_What to do_: List each line of the data that holds the word "Ocean".

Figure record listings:
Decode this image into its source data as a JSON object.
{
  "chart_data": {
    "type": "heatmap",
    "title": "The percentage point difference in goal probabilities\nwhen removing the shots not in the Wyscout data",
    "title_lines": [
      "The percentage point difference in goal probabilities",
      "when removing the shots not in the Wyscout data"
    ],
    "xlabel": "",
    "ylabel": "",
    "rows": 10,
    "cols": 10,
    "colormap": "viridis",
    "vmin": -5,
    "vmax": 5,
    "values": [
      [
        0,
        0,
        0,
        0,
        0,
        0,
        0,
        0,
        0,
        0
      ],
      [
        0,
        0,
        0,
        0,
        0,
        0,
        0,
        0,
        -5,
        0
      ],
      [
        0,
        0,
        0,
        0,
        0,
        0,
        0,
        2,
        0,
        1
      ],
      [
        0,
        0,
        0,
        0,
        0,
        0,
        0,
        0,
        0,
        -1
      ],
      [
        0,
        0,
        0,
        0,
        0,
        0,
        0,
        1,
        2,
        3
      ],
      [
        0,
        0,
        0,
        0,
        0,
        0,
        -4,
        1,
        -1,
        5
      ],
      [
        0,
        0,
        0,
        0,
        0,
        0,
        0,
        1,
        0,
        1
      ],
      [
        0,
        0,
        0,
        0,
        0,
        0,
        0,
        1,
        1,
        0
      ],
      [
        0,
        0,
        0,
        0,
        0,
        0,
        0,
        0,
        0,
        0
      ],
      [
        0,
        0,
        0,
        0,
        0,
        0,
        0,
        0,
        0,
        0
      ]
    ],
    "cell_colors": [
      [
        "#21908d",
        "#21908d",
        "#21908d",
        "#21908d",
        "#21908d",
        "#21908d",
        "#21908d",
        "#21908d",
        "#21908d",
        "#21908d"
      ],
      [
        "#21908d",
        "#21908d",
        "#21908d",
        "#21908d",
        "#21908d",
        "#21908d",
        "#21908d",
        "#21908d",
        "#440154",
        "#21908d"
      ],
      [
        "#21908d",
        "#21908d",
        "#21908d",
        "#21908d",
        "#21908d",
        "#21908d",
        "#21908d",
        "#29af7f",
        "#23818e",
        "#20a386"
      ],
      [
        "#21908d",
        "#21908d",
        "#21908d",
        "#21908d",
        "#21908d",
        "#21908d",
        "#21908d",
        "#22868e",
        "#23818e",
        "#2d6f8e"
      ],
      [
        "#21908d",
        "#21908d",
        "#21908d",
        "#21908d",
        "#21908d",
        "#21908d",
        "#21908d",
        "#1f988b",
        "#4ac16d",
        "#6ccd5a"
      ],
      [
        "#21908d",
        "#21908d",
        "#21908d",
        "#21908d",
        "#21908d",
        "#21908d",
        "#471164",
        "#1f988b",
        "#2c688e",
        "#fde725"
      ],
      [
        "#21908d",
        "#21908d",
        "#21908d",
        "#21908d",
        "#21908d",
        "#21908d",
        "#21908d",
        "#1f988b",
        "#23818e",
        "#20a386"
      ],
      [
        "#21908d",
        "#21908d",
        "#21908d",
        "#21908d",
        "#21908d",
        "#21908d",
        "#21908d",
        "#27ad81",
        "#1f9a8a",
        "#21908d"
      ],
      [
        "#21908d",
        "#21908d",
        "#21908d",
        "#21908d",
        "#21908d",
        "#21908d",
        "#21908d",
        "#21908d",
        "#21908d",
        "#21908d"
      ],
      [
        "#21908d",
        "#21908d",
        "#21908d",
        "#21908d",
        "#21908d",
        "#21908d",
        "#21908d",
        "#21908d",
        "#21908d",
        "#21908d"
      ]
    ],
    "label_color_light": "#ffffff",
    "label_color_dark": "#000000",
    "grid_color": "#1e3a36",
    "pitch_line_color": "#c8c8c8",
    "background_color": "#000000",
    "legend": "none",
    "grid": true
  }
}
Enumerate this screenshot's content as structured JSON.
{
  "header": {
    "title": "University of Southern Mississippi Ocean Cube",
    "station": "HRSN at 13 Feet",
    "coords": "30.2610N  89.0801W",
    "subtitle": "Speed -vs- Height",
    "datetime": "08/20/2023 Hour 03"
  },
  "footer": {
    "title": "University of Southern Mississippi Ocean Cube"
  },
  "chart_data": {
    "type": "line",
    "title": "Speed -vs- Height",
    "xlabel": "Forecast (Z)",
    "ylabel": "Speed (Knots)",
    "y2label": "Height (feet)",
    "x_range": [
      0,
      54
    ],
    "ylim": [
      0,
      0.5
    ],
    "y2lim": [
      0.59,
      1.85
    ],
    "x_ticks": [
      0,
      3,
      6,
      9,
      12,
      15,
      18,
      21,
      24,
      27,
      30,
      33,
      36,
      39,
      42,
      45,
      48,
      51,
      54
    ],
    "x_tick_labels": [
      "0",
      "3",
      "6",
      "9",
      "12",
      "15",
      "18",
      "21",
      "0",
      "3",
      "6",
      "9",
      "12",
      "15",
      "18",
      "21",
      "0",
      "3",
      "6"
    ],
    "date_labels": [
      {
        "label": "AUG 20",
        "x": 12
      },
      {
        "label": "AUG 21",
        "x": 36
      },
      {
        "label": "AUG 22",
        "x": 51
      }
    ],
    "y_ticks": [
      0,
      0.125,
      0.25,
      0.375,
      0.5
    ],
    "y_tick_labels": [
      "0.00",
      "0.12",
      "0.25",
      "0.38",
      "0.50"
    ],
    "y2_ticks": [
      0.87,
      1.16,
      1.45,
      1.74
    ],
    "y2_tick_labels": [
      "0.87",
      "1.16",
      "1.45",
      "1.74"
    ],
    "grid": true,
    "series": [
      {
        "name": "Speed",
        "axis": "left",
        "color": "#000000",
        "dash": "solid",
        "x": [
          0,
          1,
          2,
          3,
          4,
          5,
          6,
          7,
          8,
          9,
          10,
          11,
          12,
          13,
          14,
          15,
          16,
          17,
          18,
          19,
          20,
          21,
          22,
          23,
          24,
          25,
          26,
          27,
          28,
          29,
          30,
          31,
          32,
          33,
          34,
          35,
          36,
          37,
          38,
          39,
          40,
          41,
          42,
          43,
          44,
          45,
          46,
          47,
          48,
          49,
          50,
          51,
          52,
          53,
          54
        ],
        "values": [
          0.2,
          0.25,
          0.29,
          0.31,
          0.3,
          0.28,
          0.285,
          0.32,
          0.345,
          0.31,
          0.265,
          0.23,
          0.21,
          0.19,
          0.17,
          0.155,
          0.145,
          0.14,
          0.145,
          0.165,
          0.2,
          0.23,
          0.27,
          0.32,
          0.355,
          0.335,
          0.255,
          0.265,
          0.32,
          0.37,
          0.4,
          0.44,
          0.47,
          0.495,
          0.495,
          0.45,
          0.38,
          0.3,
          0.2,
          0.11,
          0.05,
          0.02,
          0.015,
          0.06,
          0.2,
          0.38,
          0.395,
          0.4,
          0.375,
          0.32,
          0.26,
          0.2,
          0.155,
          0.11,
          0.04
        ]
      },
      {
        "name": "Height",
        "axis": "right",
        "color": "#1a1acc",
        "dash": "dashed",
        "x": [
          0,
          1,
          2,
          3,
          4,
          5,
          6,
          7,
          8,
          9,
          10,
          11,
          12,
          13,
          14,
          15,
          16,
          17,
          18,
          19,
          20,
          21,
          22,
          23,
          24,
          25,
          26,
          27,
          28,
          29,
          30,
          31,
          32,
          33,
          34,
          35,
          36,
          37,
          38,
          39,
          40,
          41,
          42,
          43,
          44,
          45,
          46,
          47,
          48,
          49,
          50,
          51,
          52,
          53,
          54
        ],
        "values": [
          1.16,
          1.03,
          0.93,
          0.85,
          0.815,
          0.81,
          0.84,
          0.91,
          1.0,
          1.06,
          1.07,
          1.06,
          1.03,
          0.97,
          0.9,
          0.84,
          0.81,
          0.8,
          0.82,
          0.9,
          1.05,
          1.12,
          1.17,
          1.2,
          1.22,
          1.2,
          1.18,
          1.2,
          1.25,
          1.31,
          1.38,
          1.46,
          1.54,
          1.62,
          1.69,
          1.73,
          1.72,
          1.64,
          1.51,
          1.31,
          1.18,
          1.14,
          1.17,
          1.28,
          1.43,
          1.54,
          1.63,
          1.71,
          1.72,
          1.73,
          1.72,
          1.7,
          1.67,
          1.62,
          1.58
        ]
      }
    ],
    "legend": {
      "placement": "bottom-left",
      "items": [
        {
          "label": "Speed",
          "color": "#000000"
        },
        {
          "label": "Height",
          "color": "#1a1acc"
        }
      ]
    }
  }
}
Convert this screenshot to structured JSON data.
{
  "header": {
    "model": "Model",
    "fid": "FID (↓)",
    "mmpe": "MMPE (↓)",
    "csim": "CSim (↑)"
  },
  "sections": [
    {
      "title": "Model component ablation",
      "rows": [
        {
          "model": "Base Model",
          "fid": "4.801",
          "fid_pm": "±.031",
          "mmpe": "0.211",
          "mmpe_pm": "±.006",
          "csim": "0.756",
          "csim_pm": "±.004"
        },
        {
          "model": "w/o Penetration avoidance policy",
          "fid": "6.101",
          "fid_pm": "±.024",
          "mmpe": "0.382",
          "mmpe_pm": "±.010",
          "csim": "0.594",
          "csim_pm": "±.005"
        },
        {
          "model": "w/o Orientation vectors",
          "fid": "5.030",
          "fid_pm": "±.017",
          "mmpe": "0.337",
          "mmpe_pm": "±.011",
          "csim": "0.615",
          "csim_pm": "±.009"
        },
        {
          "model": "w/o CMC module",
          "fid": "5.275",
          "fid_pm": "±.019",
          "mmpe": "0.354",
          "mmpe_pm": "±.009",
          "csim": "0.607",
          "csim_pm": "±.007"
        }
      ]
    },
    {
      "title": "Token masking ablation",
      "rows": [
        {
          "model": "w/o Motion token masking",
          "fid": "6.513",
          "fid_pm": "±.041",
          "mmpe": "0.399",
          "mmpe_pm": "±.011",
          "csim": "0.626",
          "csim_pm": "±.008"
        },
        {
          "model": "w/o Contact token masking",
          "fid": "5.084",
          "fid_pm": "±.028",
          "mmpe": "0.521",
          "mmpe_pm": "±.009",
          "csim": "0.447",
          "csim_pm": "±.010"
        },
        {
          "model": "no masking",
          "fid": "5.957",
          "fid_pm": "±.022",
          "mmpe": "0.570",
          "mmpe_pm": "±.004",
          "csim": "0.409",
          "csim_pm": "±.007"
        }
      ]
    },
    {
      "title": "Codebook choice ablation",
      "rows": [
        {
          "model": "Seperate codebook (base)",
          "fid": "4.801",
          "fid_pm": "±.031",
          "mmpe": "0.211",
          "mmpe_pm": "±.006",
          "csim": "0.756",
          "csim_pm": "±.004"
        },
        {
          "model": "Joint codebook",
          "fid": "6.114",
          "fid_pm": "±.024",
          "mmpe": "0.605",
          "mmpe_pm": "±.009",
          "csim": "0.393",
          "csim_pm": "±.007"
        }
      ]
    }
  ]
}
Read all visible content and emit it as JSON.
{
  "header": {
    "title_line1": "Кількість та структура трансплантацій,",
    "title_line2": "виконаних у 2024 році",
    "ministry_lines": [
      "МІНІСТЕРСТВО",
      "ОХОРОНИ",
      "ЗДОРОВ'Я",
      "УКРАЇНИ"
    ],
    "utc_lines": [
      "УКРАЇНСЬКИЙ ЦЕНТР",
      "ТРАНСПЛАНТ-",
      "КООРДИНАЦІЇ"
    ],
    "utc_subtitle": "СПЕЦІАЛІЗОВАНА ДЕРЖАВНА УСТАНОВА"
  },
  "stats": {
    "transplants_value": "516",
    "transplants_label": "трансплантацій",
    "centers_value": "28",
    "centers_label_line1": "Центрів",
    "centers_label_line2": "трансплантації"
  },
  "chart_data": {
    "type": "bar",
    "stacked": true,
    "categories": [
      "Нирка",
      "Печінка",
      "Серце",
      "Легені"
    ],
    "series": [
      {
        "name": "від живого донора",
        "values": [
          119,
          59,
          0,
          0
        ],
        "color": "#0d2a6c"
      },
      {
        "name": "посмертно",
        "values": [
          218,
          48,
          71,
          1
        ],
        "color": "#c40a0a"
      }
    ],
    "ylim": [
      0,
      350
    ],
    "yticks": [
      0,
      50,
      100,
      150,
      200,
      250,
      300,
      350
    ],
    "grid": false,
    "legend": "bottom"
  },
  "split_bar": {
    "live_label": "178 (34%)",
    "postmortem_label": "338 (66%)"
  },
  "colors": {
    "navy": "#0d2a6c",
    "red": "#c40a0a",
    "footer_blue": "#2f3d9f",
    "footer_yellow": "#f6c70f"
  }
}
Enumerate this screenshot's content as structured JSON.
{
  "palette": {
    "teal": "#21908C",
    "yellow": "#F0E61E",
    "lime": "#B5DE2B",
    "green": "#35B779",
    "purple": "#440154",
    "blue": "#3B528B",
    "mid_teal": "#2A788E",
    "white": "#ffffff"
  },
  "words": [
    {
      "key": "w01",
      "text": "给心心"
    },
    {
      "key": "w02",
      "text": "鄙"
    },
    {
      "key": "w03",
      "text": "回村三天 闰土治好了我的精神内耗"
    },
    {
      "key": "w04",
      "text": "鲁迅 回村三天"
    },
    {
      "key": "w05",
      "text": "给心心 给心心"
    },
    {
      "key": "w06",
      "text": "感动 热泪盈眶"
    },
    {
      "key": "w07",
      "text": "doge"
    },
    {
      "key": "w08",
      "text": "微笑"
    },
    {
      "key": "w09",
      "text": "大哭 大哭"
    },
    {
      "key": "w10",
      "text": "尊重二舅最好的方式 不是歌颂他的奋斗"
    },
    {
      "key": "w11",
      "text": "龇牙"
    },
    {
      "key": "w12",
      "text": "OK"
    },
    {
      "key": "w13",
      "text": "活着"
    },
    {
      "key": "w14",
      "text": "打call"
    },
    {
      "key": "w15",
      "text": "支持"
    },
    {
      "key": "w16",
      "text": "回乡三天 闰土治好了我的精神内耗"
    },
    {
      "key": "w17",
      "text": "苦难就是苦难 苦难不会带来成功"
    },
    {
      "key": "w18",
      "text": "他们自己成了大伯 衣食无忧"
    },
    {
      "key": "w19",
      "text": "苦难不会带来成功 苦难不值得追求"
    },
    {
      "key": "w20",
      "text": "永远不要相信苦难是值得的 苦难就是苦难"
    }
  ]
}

_Finished task_:
    "title": "University of Southern Mississippi Ocean Cube",
    "title": "University of Southern Mississippi Ocean Cube"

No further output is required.